**Listing:**

==========

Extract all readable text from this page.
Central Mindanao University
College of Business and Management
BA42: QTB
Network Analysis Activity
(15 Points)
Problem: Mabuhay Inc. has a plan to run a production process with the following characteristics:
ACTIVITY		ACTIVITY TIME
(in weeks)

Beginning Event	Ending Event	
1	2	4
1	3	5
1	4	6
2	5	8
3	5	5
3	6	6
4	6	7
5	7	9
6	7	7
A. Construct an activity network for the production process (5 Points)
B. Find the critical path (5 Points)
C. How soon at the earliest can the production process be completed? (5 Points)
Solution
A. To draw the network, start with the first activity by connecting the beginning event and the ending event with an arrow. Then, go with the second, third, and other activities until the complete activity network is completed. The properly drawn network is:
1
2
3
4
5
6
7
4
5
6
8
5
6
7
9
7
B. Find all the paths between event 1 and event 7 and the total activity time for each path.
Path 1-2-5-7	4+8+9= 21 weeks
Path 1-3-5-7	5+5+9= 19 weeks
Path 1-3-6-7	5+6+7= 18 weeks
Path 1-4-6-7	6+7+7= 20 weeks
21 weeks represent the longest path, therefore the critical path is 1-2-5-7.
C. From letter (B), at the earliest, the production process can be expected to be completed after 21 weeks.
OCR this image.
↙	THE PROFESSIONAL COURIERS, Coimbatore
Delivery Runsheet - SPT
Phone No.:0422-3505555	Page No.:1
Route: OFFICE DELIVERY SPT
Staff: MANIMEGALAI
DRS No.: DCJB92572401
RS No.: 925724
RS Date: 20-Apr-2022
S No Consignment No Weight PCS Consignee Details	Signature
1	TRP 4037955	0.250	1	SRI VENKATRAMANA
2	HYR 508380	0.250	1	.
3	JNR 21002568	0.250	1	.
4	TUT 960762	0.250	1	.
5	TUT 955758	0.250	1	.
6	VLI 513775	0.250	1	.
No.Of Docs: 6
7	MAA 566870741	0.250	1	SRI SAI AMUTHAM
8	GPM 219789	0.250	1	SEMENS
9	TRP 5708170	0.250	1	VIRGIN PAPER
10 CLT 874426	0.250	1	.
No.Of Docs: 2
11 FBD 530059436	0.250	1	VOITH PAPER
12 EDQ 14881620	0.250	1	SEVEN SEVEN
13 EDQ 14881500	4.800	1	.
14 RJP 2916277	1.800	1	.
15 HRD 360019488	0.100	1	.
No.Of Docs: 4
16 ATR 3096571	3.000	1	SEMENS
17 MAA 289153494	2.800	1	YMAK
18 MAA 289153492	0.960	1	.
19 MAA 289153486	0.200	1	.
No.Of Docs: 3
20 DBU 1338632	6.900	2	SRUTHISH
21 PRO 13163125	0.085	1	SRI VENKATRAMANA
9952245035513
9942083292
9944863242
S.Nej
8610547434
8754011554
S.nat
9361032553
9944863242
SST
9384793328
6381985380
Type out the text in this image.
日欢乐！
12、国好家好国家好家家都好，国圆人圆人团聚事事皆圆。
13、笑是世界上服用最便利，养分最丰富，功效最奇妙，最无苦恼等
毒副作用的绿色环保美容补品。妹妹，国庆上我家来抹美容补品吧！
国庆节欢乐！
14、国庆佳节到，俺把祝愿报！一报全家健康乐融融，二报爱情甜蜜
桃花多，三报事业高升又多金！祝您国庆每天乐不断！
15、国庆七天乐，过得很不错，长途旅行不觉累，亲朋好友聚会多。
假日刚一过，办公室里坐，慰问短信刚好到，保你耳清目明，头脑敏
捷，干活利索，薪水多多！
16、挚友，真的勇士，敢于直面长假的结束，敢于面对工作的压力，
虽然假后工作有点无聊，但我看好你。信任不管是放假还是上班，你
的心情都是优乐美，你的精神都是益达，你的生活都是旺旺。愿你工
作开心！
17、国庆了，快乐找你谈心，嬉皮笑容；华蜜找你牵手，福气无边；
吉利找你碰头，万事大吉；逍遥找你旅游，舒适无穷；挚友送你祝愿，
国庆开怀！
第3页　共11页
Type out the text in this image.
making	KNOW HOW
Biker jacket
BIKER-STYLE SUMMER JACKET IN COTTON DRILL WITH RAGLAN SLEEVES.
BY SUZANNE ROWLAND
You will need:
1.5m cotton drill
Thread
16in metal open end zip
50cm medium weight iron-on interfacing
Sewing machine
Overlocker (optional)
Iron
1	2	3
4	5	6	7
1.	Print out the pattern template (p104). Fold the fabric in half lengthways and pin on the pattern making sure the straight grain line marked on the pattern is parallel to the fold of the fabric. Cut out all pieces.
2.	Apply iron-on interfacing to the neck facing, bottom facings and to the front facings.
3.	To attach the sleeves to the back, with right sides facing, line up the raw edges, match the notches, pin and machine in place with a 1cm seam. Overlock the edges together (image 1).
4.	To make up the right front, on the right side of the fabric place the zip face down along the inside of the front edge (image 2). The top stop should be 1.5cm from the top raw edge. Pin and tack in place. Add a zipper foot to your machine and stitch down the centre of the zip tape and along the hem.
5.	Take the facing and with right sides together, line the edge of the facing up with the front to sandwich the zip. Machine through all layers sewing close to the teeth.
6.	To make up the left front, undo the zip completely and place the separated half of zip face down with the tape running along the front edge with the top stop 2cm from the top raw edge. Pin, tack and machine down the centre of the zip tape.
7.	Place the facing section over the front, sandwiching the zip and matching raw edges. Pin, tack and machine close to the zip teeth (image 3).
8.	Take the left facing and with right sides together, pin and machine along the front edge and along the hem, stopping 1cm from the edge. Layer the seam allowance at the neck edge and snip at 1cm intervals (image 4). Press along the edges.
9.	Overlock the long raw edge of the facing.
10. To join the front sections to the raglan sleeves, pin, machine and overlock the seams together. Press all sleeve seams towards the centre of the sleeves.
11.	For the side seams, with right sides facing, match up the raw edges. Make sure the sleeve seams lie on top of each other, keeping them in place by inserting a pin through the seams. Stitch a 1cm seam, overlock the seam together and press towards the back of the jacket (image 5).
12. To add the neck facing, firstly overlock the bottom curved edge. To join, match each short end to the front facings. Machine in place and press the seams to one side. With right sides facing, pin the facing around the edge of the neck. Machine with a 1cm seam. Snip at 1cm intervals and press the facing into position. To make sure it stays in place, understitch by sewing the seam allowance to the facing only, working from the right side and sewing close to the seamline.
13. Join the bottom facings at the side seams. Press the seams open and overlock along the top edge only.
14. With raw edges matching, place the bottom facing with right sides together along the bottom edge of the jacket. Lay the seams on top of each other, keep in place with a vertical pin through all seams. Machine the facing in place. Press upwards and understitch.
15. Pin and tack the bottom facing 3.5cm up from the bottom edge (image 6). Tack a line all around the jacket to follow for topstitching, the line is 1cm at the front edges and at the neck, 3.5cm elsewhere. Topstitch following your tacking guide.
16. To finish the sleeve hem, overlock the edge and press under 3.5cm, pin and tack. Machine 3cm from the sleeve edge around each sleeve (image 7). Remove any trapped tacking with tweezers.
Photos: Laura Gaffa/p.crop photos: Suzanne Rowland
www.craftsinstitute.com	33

==========

**Request:**
Make an exact copy of the records.

**Solution to the problem:**
Extract all readable text from this page.
Central Mindanao University
College of Business and Management
BA42: QTB
Network Analysis Activity
(15 Points)
Problem: Mabuhay Inc. has a plan to run a production process with the following characteristics:
ACTIVITY		ACTIVITY TIME
(in weeks)

Beginning Event	Ending Event	
1	2	4
1	3	5
1	4	6
2	5	8
3	5	5
3	6	6
4	6	7
5	7	9
6	7	7
A. Construct an activity network for the production process (5 Points)
B. Find the critical path (5 Points)
C. How soon at the earliest can the production process be completed? (5 Points)
Solution
A. To draw the network, start with the first activity by connecting the beginning event and the ending event with an arrow. Then, go with the second, third, and other activities until the complete activity network is completed. The properly drawn network is:
1
2
3
4
5
6
7
4
5
6
8
5
6
7
9
7
B. Find all the paths between event 1 and event 7 and the total activity time for each path.
Path 1-2-5-7	4+8+9= 21 weeks
Path 1-3-5-7	5+5+9= 19 weeks
Path 1-3-6-7	5+6+7= 18 weeks
Path 1-4-6-7	6+7+7= 20 weeks
21 weeks represent the longest path, therefore the critical path is 1-2-5-7.
C. From letter (B), at the earliest, the production process can be expected to be completed after 21 weeks.
OCR this image.
↙	THE PROFESSIONAL COURIERS, Coimbatore
Delivery Runsheet - SPT
Phone No.:0422-3505555	Page No.:1
Route: OFFICE DELIVERY SPT
Staff: MANIMEGALAI
DRS No.: DCJB92572401
RS No.: 925724
RS Date: 20-Apr-2022
S No Consignment No Weight PCS Consignee Details	Signature
1	TRP 4037955	0.250	1	SRI VENKATRAMANA
2	HYR 508380	0.250	1	.
3	JNR 21002568	0.250	1	.
4	TUT 960762	0.250	1	.
5	TUT 955758	0.250	1	.
6	VLI 513775	0.250	1	.
No.Of Docs: 6
7	MAA 566870741	0.250	1	SRI SAI AMUTHAM
8	GPM 219789	0.250	1	SEMENS
9	TRP 5708170	0.250	1	VIRGIN PAPER
10 CLT 874426	0.250	1	.
No.Of Docs: 2
11 FBD 530059436	0.250	1	VOITH PAPER
12 EDQ 14881620	0.250	1	SEVEN SEVEN
13 EDQ 14881500	4.800	1	.
14 RJP 2916277	1.800	1	.
15 HRD 360019488	0.100	1	.
No.Of Docs: 4
16 ATR 3096571	3.000	1	SEMENS
17 MAA 289153494	2.800	1	YMAK
18 MAA 289153492	0.960	1	.
19 MAA 289153486	0.200	1	.
No.Of Docs: 3
20 DBU 1338632	6.900	2	SRUTHISH
21 PRO 13163125	0.085	1	SRI VENKATRAMANA
9952245035513
9942083292
9944863242
S.Nej
8610547434
8754011554
S.nat
9361032553
9944863242
SST
9384793328
6381985380
Type out the text in this image.
日欢乐！
12、国好家好国家好家家都好，国圆人圆人团聚事事皆圆。
13、笑是世界上服用最便利，养分最丰富，功效最奇妙，最无苦恼等
毒副作用的绿色环保美容补品。妹妹，国庆上我家来抹美容补品吧！
国庆节欢乐！
14、国庆佳节到，俺把祝愿报！一报全家健康乐融融，二报爱情甜蜜
桃花多，三报事业高升又多金！祝您国庆每天乐不断！
15、国庆七天乐，过得很不错，长途旅行不觉累，亲朋好友聚会多。
假日刚一过，办公室里坐，慰问短信刚好到，保你耳清目明，头脑敏
捷，干活利索，薪水多多！
16、挚友，真的勇士，敢于直面长假的结束，敢于面对工作的压力，
虽然假后工作有点无聊，但我看好你。信任不管是放假还是上班，你
的心情都是优乐美，你的精神都是益达，你的生活都是旺旺。愿你工
作开心！
17、国庆了，快乐找你谈心，嬉皮笑容；华蜜找你牵手，福气无边；
吉利找你碰头，万事大吉；逍遥找你旅游，舒适无穷；挚友送你祝愿，
国庆开怀！
第3页　共11页
Type out the text in this image.
making	KNOW HOW
Biker jacket
BIKER-STYLE SUMMER JACKET IN COTTON DRILL WITH RAGLAN SLEEVES.
BY SUZANNE ROWLAND
You will need:
1.5m cotton drill
Thread
16in metal open end zip
50cm medium weight iron-on interfacing
Sewing machine
Overlocker (optional)
Iron
1	2	3
4	5	6	7
1.	Print out the pattern template (p104). Fold the fabric in half lengthways and pin on the pattern making sure the straight grain line marked on the pattern is parallel to the fold of the fabric. Cut out all pieces.
2.	Apply iron-on interfacing to the neck facing, bottom facings and to the front facings.
3.	To attach the sleeves to the back, with right sides facing, line up the raw edges, match the notches, pin and machine in place with a 1cm seam. Overlock the edges together (image 1).
4.	To make up the right front, on the right side of the fabric place the zip face down along the inside of the front edge (image 2). The top stop should be 1.5cm from the top raw edge. Pin and tack in place. Add a zipper foot to your machine and stitch down the centre of the zip tape and along the hem.
5.	Take the facing and with right sides together, line the edge of the facing up with the front to sandwich the zip. Machine through all layers sewing close to the teeth.
6.	To make up the left front, undo the zip completely and place the separated half of zip face down with the tape running along the front edge with the top stop 2cm from the top raw edge. Pin, tack and machine down the centre of the zip tape.
7.	Place the facing section over the front, sandwiching the zip and matching raw edges. Pin, tack and machine close to the zip teeth (image 3).
8.	Take the left facing and with right sides together, pin and machine along the front edge and along the hem, stopping 1cm from the edge. Layer the seam allowance at the neck edge and snip at 1cm intervals (image 4). Press along the edges.
9.	Overlock the long raw edge of the facing.
10. To join the front sections to the raglan sleeves, pin, machine and overlock the seams together. Press all sleeve seams towards the centre of the sleeves.
11.	For the side seams, with right sides facing, match up the raw edges. Make sure the sleeve seams lie on top of each other, keeping them in place by inserting a pin through the seams. Stitch a 1cm seam, overlock the seam together and press towards the back of the jacket (image 5).
12. To add the neck facing, firstly overlock the bottom curved edge. To join, match each short end to the front facings. Machine in place and press the seams to one side. With right sides facing, pin the facing around the edge of the neck. Machine with a 1cm seam. Snip at 1cm intervals and press the facing into position. To make sure it stays in place, understitch by sewing the seam allowance to the facing only, working from the right side and sewing close to the seamline.
13. Join the bottom facings at the side seams. Press the seams open and overlock along the top edge only.
14. With raw edges matching, place the bottom facing with right sides together along the bottom edge of the jacket. Lay the seams on top of each other, keep in place with a vertical pin through all seams. Machine the facing in place. Press upwards and understitch.
15. Pin and tack the bottom facing 3.5cm up from the bottom edge (image 6). Tack a line all around the jacket to follow for topstitching, the line is 1cm at the front edges and at the neck, 3.5cm elsewhere. Topstitch following your tacking guide.
16. To finish the sleeve hem, overlock the edge and press under 3.5cm, pin and tack. Machine 3cm from the sleeve edge around each sleeve (image 7). Remove any trapped tacking with tweezers.
Photos: Laura Gaffa/p.crop photos: Suzanne Rowland
www.craftsinstitute.com	33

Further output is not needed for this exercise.